§ MATERIAL FOR THIS EXERCISE:
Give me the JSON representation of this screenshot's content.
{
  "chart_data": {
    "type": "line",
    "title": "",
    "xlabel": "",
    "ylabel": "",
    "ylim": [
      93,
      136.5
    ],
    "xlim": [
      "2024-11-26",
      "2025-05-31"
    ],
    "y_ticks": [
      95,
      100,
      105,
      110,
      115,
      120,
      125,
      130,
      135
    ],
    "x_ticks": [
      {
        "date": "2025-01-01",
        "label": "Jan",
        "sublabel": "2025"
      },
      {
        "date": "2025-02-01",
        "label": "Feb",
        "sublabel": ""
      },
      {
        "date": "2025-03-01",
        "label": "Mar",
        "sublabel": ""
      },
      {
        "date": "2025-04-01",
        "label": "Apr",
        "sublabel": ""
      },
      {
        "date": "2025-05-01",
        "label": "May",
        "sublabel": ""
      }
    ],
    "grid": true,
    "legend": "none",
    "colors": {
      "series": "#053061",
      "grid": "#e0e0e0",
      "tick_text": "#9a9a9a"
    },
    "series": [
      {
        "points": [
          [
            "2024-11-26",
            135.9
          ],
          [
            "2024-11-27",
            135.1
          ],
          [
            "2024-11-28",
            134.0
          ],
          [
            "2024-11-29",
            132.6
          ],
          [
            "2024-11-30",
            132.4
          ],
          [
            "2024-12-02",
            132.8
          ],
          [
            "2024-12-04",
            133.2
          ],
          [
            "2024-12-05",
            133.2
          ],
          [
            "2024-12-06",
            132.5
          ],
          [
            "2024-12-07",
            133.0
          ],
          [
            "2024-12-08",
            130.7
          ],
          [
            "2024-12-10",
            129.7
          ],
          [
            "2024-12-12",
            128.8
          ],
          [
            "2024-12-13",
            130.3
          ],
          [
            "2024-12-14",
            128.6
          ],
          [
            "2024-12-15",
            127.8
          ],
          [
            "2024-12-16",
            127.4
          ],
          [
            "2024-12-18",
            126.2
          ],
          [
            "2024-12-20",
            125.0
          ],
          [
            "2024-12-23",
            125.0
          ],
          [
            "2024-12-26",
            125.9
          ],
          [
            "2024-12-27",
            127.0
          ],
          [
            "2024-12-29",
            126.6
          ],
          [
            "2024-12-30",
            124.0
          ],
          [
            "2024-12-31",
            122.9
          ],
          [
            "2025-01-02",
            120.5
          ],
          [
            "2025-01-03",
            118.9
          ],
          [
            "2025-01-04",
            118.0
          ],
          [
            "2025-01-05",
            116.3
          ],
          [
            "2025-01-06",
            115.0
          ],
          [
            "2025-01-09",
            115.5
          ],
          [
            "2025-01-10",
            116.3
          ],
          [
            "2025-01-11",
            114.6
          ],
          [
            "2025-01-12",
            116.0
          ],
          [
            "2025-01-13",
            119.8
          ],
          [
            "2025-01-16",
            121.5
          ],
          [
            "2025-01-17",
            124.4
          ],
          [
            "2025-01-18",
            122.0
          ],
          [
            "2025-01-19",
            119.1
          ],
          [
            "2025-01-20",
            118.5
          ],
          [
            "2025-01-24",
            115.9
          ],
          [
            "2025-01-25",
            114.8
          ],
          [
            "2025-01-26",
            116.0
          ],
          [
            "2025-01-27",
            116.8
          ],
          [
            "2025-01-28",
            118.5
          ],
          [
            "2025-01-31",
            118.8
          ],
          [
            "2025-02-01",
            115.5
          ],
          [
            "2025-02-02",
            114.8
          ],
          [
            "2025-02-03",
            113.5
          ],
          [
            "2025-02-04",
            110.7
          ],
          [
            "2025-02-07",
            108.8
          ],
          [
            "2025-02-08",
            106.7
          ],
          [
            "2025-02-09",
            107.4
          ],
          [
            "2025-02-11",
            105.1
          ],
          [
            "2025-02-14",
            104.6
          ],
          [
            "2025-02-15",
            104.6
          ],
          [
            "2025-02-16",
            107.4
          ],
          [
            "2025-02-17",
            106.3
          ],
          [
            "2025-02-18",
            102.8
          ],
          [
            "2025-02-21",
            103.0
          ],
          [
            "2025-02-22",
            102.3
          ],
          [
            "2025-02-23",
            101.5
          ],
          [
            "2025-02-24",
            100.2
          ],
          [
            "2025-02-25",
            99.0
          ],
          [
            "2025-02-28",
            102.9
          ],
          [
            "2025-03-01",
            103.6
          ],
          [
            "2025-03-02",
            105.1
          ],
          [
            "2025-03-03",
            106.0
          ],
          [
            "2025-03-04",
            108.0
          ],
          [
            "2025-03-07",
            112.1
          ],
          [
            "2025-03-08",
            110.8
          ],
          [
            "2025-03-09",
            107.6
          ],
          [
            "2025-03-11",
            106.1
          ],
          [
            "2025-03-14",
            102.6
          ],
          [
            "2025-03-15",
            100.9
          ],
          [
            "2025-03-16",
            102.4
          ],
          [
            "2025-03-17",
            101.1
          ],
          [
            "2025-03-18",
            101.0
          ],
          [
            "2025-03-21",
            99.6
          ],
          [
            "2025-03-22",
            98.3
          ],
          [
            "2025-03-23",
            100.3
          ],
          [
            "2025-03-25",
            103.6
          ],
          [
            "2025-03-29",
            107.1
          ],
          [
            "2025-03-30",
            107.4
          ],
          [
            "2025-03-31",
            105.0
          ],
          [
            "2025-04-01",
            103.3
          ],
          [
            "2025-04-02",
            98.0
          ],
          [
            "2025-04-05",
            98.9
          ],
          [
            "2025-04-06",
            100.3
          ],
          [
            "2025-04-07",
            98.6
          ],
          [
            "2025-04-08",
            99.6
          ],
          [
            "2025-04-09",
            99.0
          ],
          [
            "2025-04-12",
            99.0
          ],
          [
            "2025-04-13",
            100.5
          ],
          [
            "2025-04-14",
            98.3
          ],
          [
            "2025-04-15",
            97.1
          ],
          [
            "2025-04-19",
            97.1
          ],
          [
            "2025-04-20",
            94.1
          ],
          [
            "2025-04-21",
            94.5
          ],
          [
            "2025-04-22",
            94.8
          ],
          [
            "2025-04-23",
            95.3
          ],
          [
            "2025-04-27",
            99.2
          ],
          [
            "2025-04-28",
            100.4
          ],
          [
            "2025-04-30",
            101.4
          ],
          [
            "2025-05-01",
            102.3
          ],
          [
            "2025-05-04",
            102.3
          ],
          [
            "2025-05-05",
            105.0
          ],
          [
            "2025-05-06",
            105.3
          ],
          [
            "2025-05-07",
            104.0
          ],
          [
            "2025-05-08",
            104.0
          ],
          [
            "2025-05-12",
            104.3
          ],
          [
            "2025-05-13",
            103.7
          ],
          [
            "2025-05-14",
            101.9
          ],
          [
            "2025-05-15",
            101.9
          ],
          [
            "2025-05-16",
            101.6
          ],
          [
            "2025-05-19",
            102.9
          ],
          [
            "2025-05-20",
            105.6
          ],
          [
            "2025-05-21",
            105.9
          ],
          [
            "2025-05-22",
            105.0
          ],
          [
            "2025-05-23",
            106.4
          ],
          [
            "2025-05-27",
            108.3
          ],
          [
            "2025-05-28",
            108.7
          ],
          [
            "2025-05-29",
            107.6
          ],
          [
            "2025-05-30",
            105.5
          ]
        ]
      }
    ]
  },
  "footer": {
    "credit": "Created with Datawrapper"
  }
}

§ EXERCISE:
Count the lines that include the word "date" and state the result as a bare number.

§ OUTPUT:
5